*EXERCISE AIM*: Reproduce the records below exactly as given.

── LISTED ENTRIES ──

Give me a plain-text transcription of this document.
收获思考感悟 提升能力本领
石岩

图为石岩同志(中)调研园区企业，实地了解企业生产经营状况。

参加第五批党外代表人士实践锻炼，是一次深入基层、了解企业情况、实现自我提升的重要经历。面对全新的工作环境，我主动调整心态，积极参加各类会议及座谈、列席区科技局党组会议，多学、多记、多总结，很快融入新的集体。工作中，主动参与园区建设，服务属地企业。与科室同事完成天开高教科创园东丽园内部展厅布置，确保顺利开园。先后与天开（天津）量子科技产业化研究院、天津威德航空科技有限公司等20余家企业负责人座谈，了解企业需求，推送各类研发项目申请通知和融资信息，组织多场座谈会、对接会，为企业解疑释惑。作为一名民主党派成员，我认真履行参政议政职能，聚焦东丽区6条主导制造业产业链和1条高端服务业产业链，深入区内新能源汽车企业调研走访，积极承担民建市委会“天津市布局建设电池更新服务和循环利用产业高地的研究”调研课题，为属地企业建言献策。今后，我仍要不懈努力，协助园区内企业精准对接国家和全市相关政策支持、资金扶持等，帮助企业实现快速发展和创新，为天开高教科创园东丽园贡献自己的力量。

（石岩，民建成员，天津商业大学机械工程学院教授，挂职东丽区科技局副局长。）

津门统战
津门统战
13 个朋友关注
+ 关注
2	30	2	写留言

───

*WORKED ANSWER*:
Give me a plain-text transcription of this document.
收获思考感悟 提升能力本领
石岩

图为石岩同志(中)调研园区企业，实地了解企业生产经营状况。

参加第五批党外代表人士实践锻炼，是一次深入基层、了解企业情况、实现自我提升的重要经历。面对全新的工作环境，我主动调整心态，积极参加各类会议及座谈、列席区科技局党组会议，多学、多记、多总结，很快融入新的集体。工作中，主动参与园区建设，服务属地企业。与科室同事完成天开高教科创园东丽园内部展厅布置，确保顺利开园。先后与天开（天津）量子科技产业化研究院、天津威德航空科技有限公司等20余家企业负责人座谈，了解企业需求，推送各类研发项目申请通知和融资信息，组织多场座谈会、对接会，为企业解疑释惑。作为一名民主党派成员，我认真履行参政议政职能，聚焦东丽区6条主导制造业产业链和1条高端服务业产业链，深入区内新能源汽车企业调研走访，积极承担民建市委会“天津市布局建设电池更新服务和循环利用产业高地的研究”调研课题，为属地企业建言献策。今后，我仍要不懈努力，协助园区内企业精准对接国家和全市相关政策支持、资金扶持等，帮助企业实现快速发展和创新，为天开高教科创园东丽园贡献自己的力量。

（石岩，民建成员，天津商业大学机械工程学院教授，挂职东丽区科技局副局长。）

津门统战
津门统战
13 个朋友关注
+ 关注
2	30	2	写留言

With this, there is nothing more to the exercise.